* [Directions] Tally every line of the material that includes "name", then give the tally and nothing else.

* [Exercise data]
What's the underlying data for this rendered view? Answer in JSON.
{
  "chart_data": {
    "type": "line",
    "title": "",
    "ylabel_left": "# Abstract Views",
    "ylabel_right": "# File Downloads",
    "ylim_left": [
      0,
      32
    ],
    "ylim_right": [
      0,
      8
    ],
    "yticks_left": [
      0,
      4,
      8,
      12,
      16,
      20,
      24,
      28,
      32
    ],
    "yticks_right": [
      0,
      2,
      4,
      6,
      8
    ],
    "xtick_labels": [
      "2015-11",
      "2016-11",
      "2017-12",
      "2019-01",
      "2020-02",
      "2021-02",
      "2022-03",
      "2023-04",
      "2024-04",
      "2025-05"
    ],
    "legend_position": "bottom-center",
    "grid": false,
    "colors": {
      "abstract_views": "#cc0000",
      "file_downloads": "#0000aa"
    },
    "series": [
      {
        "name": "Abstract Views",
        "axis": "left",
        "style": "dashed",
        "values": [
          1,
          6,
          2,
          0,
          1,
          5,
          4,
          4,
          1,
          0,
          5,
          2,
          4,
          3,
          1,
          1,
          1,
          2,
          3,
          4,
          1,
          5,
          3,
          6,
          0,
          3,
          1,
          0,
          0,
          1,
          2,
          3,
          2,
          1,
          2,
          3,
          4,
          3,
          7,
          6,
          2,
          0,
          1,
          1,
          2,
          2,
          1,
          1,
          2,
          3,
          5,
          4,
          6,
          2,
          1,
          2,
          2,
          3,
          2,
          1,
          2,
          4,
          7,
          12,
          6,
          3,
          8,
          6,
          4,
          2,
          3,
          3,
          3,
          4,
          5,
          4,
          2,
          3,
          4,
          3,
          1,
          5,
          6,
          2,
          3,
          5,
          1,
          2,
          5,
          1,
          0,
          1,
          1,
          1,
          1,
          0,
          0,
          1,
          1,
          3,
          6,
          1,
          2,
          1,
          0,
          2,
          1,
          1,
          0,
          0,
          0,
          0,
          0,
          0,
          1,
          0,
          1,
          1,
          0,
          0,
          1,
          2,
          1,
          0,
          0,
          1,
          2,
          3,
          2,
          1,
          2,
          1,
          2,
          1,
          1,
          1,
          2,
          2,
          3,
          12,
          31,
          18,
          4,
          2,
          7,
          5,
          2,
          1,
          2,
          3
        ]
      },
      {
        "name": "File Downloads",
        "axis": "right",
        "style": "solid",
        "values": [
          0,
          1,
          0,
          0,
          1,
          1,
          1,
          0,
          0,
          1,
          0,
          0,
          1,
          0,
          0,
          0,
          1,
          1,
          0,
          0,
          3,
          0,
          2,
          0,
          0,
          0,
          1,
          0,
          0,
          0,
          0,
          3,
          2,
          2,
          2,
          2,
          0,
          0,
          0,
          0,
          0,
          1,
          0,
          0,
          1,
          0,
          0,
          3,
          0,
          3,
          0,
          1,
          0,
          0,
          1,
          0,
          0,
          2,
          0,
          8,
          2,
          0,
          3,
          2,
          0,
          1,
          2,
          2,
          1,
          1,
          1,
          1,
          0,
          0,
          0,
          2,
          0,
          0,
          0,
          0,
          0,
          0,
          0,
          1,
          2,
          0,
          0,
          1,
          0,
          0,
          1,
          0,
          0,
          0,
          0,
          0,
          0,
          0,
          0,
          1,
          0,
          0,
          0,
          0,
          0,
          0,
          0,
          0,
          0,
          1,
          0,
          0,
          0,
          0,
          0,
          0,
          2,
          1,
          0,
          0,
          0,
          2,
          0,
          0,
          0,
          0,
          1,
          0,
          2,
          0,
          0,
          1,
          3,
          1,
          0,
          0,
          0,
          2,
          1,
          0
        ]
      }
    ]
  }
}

* [Completed exercise] 2